+++ Data for this exercise

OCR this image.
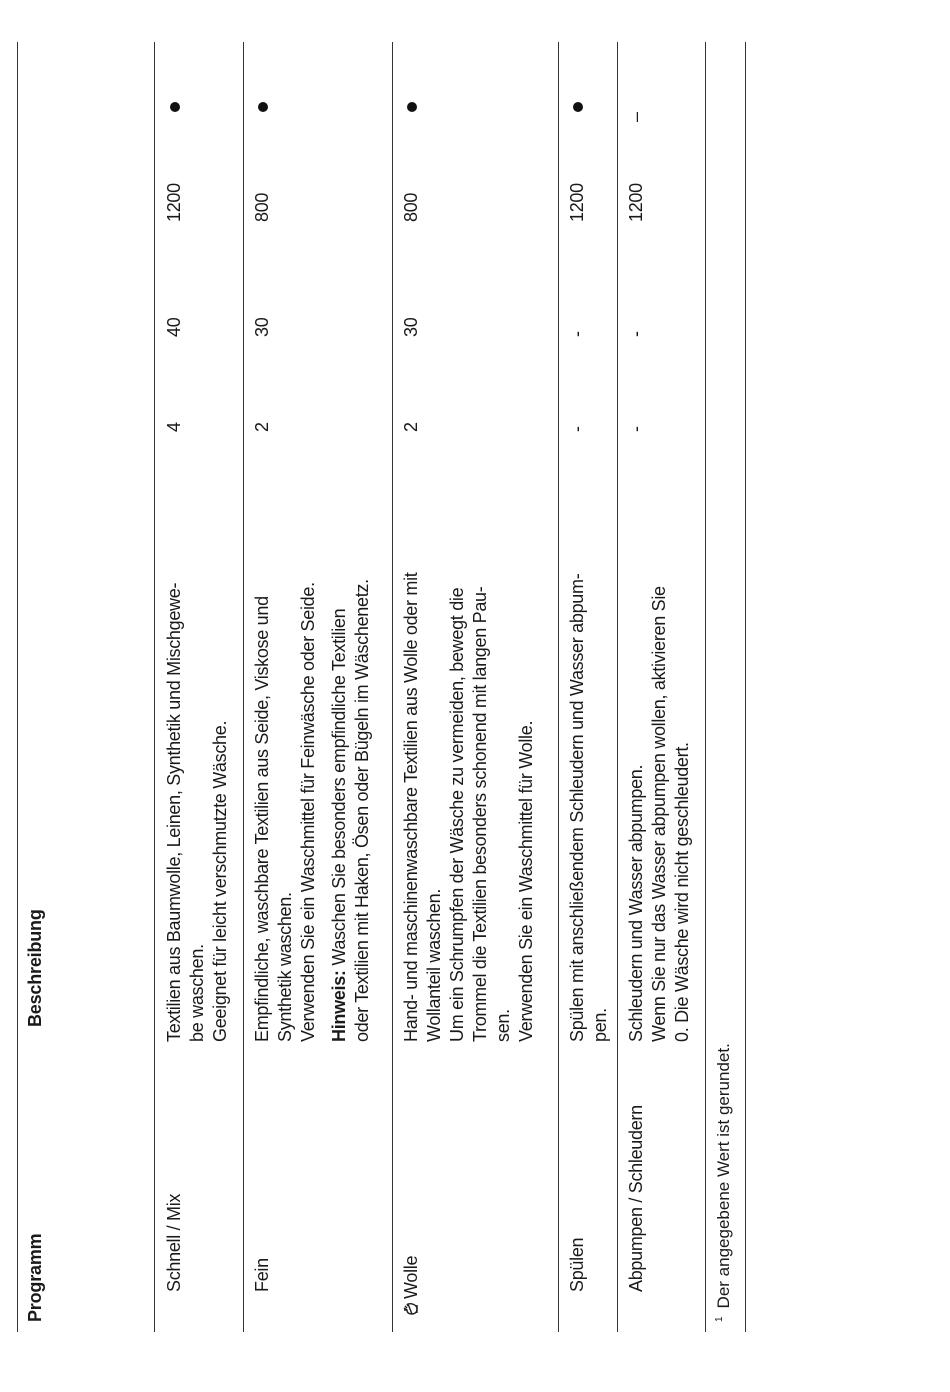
Programm
Beschreibung
Schnell / Mix
Textilien aus Baumwolle, Leinen, Synthetik und Mischgewe- be waschen. Geeignet für leicht verschmutzte Wäsche.
4
40
1200
Fein
Empfindliche, waschbare Textilien aus Seide, Viskose und Synthetik waschen. Verwenden Sie ein Waschmittel für Feinwäsche oder Seide. Hinweis: Waschen Sie besonders empfindliche Textilien oder Textilien mit Haken, Ösen oder Bügeln im Wäschenetz.
2
30
800
Wolle
Hand- und maschinenwaschbare Textilien aus Wolle oder mit Wollanteil waschen. Um ein Schrumpfen der Wäsche zu vermeiden, bewegt die Trommel die Textilien besonders schonend mit langen Pau- sen. Verwenden Sie ein Waschmittel für Wolle.
2
30
800
Spülen
Spülen mit anschließendem Schleudern und Wasser abpum- pen.
-
-
1200
Abpumpen / Schleudern
Schleudern und Wasser abpumpen. Wenn Sie nur das Wasser abpumpen wollen, aktivieren Sie 0. Die Wäsche wird nicht geschleudert.
-
-
1200
–
$^1$Der angegebene Wert ist gerundet.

++++++

- **Problem details**:
Set each line of the records down exactly, leaving every picture out.

- **Task output**:
OCR this image.
Programm
Beschreibung
Schnell / Mix
Textilien aus Baumwolle, Leinen, Synthetik und Mischgewe- be waschen. Geeignet für leicht verschmutzte Wäsche.
4
40
1200
Fein
Empfindliche, waschbare Textilien aus Seide, Viskose und Synthetik waschen. Verwenden Sie ein Waschmittel für Feinwäsche oder Seide. Hinweis: Waschen Sie besonders empfindliche Textilien oder Textilien mit Haken, Ösen oder Bügeln im Wäschenetz.
2
30
800
Wolle
Hand- und maschinenwaschbare Textilien aus Wolle oder mit Wollanteil waschen. Um ein Schrumpfen der Wäsche zu vermeiden, bewegt die Trommel die Textilien besonders schonend mit langen Pau- sen. Verwenden Sie ein Waschmittel für Wolle.
2
30
800
Spülen
Spülen mit anschließendem Schleudern und Wasser abpum- pen.
-
-
1200
Abpumpen / Schleudern
Schleudern und Wasser abpumpen. Wenn Sie nur das Wasser abpumpen wollen, aktivieren Sie 0. Die Wäsche wird nicht geschleudert.
-
-
1200
–
$^1$Der angegebene Wert ist gerundet.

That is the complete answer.